* Data *

^^^^^^^^

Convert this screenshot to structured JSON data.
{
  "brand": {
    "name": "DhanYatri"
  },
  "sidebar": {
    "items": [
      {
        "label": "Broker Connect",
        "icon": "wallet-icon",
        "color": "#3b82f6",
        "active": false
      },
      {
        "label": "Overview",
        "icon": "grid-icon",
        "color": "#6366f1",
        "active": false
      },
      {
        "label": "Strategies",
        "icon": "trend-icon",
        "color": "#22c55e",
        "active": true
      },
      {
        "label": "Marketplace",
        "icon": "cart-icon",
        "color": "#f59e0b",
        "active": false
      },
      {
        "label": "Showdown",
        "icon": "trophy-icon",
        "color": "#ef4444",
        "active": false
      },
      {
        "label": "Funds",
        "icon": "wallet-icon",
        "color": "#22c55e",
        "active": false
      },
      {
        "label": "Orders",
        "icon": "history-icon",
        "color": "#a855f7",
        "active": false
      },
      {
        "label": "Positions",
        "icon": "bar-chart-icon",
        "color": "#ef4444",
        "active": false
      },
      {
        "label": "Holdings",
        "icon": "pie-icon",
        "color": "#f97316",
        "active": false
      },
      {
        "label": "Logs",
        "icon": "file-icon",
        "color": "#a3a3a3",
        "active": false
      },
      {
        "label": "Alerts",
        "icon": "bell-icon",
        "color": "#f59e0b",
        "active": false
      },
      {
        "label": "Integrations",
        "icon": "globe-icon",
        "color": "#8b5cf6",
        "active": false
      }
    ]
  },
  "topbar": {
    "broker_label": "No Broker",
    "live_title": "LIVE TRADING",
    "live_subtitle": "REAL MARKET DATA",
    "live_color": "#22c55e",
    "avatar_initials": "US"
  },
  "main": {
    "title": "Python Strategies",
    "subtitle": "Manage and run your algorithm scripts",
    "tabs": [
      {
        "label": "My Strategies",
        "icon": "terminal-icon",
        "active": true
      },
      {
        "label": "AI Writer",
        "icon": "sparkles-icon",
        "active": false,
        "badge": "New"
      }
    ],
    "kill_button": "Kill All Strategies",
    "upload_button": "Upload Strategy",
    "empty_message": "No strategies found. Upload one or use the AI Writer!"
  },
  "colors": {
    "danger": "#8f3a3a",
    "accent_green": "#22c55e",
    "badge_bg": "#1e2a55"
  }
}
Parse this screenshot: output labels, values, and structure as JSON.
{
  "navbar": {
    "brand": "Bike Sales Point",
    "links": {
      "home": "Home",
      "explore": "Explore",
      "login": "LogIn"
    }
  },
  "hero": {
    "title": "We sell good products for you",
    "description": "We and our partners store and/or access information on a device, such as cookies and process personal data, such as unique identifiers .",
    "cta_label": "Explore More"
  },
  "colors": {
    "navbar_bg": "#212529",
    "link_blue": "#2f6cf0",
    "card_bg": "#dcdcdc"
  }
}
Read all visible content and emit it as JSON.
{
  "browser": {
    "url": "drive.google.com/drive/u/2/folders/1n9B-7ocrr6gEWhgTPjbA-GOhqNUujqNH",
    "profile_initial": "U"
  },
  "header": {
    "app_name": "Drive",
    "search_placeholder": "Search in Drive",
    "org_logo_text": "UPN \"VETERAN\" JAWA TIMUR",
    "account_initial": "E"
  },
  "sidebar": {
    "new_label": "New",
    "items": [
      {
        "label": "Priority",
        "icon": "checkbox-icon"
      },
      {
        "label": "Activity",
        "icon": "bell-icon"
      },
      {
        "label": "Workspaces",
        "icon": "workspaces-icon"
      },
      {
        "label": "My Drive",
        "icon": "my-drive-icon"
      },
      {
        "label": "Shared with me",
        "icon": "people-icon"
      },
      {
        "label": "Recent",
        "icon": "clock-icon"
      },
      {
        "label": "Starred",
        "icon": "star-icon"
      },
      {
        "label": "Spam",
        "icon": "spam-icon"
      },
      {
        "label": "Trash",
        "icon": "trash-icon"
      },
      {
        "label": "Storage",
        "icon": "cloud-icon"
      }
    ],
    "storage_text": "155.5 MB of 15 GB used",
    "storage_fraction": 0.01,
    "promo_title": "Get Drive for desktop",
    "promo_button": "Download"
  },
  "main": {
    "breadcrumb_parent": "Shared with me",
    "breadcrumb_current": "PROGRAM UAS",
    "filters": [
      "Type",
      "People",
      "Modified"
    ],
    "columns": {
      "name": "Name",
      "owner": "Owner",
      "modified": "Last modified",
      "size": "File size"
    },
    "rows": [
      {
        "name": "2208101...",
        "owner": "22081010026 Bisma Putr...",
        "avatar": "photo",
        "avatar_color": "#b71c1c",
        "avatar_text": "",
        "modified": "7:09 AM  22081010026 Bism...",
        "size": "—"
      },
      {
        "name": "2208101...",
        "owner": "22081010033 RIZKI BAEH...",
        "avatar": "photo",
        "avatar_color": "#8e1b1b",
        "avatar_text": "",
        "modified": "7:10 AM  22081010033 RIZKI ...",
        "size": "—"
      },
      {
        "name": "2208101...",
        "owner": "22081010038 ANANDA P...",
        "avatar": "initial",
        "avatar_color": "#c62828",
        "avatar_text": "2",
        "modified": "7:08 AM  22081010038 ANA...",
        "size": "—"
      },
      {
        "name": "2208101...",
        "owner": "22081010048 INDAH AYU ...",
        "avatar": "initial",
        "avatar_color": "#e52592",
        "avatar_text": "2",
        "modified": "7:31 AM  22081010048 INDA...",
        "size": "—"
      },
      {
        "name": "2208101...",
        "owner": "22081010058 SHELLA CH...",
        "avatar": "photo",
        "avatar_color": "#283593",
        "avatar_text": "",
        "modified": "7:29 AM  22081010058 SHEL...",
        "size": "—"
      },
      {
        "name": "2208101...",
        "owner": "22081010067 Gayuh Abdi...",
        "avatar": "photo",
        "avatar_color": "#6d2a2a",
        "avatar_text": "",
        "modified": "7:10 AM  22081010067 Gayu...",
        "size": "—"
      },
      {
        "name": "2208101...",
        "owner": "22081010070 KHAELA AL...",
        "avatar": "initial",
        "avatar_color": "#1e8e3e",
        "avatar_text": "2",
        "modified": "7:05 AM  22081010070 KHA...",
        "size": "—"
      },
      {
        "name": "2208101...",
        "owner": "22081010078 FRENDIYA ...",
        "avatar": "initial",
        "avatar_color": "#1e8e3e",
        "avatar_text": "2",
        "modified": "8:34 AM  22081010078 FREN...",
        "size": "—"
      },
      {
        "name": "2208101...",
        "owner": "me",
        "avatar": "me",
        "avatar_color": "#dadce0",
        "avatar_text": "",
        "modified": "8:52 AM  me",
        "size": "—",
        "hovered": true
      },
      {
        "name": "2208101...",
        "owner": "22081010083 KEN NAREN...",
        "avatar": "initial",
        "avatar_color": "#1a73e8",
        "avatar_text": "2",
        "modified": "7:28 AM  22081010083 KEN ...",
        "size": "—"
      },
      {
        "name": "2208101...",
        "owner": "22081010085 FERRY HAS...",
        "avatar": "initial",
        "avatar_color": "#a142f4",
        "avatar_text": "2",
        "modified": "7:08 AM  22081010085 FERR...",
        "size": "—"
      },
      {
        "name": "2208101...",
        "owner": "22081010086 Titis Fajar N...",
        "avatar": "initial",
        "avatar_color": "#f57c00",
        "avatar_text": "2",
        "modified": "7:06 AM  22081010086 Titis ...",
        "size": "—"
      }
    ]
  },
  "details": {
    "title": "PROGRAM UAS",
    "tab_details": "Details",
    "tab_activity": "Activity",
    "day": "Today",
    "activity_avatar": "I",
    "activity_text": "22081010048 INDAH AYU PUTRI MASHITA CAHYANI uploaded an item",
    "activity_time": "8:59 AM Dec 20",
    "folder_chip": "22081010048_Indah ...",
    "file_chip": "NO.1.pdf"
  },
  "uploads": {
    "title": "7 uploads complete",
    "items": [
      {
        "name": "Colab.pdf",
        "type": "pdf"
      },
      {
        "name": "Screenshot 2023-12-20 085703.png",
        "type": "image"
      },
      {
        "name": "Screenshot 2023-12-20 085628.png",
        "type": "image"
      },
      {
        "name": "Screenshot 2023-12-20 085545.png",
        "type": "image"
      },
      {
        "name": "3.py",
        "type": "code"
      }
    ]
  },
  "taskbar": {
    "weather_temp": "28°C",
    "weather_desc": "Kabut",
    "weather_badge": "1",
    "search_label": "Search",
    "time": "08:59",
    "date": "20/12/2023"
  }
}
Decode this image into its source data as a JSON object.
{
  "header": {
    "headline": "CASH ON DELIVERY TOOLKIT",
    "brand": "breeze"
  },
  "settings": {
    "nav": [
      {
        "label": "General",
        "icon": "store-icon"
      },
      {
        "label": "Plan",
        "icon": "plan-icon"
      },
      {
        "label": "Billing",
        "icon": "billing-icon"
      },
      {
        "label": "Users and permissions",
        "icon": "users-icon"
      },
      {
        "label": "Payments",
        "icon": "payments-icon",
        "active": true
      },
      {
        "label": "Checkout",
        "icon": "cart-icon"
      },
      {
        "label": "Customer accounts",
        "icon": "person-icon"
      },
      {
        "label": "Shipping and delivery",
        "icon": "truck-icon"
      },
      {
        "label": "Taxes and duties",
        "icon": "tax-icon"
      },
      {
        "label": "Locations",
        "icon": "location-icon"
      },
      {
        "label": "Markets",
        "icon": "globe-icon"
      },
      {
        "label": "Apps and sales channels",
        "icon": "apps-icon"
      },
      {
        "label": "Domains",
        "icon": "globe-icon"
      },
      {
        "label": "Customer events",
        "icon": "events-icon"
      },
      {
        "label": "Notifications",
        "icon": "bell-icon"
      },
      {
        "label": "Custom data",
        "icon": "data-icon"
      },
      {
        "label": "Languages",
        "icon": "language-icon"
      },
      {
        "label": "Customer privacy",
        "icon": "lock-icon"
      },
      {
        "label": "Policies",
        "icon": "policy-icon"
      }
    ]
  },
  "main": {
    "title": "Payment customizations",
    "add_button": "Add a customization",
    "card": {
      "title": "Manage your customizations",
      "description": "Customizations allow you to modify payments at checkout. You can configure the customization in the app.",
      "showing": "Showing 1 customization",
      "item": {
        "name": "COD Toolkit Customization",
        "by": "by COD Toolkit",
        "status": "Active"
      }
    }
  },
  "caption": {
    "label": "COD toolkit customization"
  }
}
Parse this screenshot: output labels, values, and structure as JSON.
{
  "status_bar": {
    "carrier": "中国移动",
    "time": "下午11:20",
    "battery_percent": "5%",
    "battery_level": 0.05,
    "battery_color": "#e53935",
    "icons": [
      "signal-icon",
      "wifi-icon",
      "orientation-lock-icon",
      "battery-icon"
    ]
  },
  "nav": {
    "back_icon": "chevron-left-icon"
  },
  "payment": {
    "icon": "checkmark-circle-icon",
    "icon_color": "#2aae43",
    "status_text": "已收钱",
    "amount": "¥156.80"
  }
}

^^^^^^^^

* Directions for this task *
Reply with only the number of lines in the material above where the string "Manage" appears.

* Result *
2